— Data to process —
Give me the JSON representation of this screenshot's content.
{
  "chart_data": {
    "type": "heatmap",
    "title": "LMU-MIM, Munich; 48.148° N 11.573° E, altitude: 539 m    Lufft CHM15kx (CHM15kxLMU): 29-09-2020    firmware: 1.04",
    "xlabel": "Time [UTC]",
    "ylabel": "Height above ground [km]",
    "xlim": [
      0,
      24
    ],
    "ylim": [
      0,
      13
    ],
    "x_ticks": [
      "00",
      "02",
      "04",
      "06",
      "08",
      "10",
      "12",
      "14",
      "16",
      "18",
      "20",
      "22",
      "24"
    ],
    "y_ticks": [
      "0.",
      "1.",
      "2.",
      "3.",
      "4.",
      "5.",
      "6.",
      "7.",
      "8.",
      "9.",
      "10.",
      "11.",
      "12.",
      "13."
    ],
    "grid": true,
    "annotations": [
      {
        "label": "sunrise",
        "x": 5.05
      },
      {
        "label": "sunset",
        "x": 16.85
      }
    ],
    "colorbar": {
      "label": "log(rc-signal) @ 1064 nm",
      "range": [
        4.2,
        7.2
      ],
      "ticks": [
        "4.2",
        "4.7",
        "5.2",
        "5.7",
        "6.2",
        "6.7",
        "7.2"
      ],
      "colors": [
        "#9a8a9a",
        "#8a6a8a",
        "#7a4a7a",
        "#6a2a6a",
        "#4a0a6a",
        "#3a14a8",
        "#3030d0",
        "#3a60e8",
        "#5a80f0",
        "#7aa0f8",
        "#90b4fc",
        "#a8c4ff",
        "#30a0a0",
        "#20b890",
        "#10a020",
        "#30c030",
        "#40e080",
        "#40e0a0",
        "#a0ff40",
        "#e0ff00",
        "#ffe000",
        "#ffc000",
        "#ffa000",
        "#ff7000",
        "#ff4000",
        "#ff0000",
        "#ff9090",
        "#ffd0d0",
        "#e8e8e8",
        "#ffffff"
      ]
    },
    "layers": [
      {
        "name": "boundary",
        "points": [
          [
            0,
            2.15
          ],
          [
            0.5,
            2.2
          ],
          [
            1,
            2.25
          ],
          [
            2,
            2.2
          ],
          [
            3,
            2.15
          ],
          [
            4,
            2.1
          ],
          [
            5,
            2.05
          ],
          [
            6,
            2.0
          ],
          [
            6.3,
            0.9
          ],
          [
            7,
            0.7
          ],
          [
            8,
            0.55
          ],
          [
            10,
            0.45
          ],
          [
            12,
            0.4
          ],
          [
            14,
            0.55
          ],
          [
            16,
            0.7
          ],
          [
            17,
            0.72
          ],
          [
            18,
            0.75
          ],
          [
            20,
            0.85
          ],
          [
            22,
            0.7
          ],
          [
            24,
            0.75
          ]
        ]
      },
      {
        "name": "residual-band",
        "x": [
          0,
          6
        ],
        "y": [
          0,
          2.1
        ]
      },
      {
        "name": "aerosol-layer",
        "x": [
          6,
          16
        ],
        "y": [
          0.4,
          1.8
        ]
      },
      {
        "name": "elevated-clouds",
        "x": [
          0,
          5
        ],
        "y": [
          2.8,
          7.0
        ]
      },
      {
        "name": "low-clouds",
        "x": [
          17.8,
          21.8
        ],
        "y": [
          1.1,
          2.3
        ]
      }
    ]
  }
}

— Required work —
Among the entries, how many lines contain the string "clouds"? Give the number without anything else.

— Final result —
2